*JOB*: Check each line of the records below for the string "kwalifikacji", then state how many lines contain it, with no other output.

--- RECORDS ---

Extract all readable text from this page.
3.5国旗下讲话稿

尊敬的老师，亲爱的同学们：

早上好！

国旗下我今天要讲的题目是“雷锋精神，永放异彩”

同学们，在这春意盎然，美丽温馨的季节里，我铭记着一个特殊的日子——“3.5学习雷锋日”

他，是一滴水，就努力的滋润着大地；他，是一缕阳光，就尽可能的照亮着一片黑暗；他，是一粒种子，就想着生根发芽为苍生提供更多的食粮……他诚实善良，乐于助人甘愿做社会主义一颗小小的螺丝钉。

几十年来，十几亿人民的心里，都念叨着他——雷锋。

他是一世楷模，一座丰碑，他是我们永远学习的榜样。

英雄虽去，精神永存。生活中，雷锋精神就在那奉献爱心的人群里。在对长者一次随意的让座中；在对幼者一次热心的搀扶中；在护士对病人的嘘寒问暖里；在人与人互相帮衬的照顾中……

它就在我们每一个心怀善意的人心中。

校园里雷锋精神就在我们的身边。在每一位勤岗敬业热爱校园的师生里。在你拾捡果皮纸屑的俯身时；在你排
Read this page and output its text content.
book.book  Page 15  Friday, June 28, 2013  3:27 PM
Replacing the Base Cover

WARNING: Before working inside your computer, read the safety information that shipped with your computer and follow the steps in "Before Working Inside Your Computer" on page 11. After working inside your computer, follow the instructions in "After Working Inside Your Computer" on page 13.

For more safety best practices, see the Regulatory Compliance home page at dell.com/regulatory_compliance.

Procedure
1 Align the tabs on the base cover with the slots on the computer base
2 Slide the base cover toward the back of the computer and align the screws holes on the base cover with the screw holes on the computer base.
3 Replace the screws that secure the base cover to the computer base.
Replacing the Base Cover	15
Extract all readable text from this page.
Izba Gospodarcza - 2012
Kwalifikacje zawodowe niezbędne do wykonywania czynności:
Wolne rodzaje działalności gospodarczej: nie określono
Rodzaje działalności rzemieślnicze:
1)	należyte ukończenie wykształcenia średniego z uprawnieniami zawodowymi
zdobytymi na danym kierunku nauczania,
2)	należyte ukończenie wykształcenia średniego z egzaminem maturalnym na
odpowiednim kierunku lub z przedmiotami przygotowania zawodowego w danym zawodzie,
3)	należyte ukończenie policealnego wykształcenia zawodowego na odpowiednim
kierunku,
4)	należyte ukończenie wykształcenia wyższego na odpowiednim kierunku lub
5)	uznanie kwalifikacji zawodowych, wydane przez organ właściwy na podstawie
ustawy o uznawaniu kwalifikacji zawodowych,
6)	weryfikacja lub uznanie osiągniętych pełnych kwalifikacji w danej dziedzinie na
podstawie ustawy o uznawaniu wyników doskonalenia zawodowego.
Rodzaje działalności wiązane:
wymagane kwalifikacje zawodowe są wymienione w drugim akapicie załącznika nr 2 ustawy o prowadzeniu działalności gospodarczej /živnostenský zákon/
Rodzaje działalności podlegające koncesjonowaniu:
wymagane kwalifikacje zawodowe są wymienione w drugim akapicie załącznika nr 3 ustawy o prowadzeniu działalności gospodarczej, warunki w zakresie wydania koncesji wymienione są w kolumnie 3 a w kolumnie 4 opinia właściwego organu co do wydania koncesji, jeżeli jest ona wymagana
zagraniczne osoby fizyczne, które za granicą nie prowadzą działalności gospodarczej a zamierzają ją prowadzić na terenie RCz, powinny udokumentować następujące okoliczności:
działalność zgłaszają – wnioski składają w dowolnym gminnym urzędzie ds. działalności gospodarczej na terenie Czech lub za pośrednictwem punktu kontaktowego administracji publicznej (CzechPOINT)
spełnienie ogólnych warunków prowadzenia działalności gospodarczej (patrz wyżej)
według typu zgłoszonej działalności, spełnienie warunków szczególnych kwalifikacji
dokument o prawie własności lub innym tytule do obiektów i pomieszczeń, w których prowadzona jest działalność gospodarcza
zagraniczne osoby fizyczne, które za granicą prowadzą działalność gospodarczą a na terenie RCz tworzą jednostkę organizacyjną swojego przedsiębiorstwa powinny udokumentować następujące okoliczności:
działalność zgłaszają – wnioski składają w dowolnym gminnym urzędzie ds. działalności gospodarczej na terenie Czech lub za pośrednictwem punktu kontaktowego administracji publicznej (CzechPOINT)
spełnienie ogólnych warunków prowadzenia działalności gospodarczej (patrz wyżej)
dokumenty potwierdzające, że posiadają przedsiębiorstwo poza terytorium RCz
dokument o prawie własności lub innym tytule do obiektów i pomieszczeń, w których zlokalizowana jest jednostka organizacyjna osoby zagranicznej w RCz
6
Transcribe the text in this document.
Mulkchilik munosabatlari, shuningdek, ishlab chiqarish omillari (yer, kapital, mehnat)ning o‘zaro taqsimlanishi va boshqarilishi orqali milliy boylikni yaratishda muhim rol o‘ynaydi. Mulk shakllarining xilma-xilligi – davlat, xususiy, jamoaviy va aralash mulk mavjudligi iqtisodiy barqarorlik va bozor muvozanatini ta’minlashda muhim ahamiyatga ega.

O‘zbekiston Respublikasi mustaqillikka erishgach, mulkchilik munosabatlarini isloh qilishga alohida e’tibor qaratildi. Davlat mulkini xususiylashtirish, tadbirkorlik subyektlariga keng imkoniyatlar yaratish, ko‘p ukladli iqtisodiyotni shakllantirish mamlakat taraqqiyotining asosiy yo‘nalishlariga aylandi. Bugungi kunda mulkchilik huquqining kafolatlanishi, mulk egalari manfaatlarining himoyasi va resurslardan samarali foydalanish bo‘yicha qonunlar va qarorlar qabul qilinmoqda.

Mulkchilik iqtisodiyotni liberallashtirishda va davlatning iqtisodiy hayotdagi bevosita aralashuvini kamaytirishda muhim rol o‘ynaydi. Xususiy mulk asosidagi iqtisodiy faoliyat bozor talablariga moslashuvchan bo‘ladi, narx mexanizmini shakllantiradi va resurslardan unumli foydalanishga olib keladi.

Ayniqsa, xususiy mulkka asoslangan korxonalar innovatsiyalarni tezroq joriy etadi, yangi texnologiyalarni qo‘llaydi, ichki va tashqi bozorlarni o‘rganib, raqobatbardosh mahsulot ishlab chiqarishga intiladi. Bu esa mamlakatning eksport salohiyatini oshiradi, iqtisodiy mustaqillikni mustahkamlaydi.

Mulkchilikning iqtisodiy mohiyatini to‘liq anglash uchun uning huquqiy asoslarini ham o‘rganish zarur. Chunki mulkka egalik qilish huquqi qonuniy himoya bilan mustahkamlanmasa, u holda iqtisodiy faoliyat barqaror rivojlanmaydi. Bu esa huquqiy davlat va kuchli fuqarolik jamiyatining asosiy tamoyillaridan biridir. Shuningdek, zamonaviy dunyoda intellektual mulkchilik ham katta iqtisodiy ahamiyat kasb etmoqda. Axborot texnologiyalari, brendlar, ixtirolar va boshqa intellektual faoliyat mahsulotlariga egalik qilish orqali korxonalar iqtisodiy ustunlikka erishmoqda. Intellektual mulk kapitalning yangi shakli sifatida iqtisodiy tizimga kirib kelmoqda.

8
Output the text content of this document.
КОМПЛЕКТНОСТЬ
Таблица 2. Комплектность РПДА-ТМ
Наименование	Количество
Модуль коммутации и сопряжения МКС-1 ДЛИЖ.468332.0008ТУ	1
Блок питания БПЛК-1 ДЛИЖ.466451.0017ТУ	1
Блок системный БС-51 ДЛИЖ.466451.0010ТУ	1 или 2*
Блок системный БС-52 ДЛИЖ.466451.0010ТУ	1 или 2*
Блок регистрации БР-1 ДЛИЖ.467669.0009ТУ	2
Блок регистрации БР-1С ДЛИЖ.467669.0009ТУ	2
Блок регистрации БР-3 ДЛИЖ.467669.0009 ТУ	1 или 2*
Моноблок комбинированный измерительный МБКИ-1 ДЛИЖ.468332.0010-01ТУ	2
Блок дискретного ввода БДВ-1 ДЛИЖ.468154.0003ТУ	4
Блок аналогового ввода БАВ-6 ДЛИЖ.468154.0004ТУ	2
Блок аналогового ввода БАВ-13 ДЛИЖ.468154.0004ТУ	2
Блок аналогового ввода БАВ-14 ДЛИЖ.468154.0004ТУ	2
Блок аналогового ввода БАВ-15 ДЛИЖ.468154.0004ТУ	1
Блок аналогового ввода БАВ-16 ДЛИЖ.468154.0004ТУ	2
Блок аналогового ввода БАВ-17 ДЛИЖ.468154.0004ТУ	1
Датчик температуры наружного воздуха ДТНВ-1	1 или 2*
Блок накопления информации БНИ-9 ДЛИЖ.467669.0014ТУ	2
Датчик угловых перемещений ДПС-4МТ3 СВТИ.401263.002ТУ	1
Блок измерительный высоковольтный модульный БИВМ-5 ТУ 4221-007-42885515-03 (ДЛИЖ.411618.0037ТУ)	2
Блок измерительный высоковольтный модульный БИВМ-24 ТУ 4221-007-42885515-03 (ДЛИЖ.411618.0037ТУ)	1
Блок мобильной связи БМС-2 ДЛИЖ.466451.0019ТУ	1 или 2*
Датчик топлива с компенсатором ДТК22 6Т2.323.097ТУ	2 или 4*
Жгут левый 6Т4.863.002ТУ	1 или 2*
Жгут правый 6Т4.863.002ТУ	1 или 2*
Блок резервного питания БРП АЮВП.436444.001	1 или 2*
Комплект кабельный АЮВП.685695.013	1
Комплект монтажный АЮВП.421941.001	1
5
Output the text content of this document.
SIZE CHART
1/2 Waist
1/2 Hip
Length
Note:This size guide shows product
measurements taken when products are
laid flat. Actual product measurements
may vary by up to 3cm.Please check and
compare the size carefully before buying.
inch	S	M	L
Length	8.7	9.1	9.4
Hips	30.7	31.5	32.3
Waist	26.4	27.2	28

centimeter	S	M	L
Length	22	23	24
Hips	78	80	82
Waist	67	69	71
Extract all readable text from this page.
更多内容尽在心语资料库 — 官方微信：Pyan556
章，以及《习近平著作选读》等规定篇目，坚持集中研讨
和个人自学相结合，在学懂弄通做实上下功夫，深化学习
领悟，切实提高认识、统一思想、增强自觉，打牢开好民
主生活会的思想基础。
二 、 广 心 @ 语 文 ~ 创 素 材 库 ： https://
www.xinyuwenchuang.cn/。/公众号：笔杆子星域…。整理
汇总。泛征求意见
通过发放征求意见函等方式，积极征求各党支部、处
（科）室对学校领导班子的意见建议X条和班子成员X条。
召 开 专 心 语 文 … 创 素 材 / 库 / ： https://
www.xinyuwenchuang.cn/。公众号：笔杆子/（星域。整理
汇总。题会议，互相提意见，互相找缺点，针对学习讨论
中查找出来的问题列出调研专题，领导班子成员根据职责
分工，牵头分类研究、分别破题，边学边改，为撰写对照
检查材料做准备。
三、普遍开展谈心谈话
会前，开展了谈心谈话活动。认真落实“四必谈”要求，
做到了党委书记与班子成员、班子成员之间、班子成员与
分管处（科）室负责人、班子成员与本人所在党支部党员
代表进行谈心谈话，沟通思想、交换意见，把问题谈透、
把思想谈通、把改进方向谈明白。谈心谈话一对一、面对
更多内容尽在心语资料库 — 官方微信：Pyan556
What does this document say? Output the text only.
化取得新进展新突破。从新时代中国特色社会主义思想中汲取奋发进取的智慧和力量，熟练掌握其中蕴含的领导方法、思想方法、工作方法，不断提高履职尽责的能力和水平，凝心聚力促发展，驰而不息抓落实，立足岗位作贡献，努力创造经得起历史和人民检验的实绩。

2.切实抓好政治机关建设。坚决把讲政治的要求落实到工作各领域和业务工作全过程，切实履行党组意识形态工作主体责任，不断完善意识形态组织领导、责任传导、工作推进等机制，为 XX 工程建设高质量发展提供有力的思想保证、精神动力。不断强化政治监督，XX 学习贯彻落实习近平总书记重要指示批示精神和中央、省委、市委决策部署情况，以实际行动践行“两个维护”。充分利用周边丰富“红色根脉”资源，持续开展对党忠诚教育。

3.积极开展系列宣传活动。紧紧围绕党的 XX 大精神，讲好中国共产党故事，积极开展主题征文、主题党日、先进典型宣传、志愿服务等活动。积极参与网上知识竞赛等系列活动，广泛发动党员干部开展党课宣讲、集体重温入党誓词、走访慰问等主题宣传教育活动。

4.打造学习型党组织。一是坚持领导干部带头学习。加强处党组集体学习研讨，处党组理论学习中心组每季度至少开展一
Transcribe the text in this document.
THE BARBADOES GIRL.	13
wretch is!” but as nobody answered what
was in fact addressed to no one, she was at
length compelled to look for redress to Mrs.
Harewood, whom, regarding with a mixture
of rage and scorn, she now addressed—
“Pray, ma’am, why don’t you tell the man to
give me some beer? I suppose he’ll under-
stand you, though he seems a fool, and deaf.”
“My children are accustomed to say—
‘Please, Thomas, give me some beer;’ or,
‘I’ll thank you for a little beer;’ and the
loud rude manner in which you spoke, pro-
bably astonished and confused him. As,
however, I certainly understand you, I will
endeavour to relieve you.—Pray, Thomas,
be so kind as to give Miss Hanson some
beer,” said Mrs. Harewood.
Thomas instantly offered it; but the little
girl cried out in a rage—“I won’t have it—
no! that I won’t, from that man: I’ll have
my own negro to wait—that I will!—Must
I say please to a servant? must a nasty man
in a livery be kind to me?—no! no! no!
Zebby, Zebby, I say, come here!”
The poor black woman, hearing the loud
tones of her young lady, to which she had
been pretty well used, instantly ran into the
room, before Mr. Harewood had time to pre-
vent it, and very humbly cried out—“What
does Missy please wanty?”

---

*RESPONSE TO THIS TASK*: 4